**** Provided data

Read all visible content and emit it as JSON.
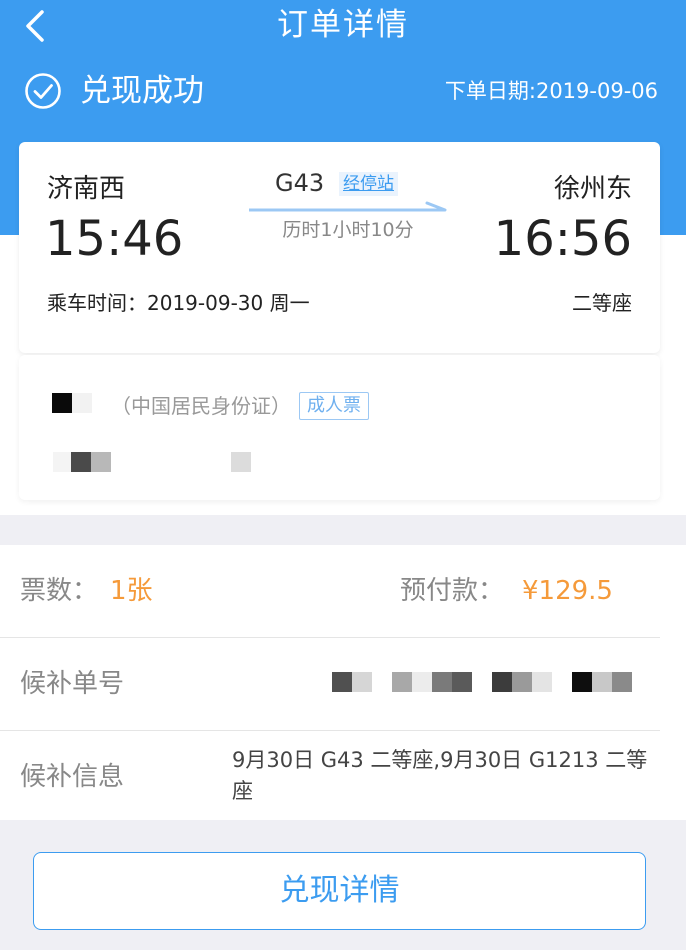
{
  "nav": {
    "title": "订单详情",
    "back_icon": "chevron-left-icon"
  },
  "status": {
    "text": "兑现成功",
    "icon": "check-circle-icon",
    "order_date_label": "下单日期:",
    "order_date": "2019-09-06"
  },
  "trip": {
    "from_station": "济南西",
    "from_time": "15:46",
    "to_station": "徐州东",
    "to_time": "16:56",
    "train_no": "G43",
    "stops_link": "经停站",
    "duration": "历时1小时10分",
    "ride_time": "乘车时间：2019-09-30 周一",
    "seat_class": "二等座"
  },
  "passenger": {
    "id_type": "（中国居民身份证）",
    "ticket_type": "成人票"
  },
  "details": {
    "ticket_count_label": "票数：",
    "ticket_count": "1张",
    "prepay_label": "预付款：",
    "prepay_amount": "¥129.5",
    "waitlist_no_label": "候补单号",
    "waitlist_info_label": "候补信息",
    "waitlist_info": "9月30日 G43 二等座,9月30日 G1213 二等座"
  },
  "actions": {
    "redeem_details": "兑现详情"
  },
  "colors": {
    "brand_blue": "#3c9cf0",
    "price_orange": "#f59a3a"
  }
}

********

Reproduce each line exactly, please, except for any pictures.

Reply:
Read all visible content and emit it as JSON.
{
  "nav": {
    "title": "订单详情",
    "back_icon": "chevron-left-icon"
  },
  "status": {
    "text": "兑现成功",
    "icon": "check-circle-icon",
    "order_date_label": "下单日期:",
    "order_date": "2019-09-06"
  },
  "trip": {
    "from_station": "济南西",
    "from_time": "15:46",
    "to_station": "徐州东",
    "to_time": "16:56",
    "train_no": "G43",
    "stops_link": "经停站",
    "duration": "历时1小时10分",
    "ride_time": "乘车时间：2019-09-30 周一",
    "seat_class": "二等座"
  },
  "passenger": {
    "id_type": "（中国居民身份证）",
    "ticket_type": "成人票"
  },
  "details": {
    "ticket_count_label": "票数：",
    "ticket_count": "1张",
    "prepay_label": "预付款：",
    "prepay_amount": "¥129.5",
    "waitlist_no_label": "候补单号",
    "waitlist_info_label": "候补信息",
    "waitlist_info": "9月30日 G43 二等座,9月30日 G1213 二等座"
  },
  "actions": {
    "redeem_details": "兑现详情"
  },
  "colors": {
    "brand_blue": "#3c9cf0",
    "price_orange": "#f59a3a"
  }
}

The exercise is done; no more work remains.